Objective.
Search the material below for the string "have" and extract each line that has it.

Data extract.
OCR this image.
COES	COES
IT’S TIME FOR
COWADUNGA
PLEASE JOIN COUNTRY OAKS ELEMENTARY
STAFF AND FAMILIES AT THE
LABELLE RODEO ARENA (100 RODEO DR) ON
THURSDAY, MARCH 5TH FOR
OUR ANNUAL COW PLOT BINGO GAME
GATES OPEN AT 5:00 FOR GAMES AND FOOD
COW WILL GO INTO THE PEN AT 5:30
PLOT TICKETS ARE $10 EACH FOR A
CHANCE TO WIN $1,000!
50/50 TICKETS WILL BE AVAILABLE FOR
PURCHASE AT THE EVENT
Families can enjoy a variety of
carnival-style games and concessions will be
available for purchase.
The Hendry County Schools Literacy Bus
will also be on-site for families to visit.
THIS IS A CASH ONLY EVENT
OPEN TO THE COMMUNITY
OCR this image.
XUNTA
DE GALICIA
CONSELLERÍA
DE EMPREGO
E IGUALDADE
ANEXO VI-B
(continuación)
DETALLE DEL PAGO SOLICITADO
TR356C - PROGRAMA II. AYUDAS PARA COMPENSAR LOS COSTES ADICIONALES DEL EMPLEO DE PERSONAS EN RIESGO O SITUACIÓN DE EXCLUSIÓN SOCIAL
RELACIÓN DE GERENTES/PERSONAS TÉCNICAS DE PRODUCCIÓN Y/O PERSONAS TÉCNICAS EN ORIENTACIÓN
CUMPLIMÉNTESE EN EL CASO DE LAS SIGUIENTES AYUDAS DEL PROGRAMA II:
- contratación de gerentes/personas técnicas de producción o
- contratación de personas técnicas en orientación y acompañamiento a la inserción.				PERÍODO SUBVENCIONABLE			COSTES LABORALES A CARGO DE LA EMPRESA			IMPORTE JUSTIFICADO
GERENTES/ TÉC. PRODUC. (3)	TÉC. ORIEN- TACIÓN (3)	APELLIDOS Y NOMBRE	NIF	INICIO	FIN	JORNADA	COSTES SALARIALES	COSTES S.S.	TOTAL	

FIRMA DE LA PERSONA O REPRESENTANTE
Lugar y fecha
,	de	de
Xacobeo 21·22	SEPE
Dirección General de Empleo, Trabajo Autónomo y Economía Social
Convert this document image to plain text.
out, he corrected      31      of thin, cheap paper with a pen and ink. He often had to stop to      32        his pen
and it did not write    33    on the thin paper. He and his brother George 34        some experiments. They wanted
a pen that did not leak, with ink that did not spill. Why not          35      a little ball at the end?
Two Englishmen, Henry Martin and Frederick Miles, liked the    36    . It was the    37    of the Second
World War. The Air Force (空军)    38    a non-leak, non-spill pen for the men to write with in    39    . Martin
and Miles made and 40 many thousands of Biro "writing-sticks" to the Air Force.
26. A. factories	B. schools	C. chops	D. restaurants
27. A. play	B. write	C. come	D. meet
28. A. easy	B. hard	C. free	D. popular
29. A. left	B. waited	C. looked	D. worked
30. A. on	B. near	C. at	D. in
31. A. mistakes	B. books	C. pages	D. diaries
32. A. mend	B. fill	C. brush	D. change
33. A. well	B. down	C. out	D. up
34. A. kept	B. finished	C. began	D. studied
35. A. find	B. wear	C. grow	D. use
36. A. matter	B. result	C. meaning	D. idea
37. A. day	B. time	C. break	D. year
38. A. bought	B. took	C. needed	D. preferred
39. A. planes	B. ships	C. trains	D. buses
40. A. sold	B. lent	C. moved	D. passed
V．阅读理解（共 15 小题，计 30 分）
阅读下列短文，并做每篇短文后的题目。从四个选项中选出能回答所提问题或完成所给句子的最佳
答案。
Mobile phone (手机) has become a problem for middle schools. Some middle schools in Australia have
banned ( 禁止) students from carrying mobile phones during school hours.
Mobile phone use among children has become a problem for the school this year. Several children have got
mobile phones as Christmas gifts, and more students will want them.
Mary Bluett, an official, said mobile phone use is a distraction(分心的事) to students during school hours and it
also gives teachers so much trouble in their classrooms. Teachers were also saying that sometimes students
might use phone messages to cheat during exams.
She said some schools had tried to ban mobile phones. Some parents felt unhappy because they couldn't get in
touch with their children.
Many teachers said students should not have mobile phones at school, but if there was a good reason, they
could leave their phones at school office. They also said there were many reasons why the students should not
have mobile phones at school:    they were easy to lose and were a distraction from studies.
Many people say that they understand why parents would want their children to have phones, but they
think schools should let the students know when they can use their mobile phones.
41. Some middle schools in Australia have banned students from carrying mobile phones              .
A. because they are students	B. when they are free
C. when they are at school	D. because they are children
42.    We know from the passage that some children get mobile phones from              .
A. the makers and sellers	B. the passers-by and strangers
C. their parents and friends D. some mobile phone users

Solution for this task.
Mobile phone (手机) has become a problem for middle schools. Some middle schools in Australia have
Mobile phone use among children has become a problem for the school this year. Several children have got
Many teachers said students should not have mobile phones at school, but if there was a good reason, they
have mobile phones at school:    they were easy to lose and were a distraction from studies.
Many people say that they understand why parents would want their children to have phones, but they
41. Some middle schools in Australia have banned students from carrying mobile phones              .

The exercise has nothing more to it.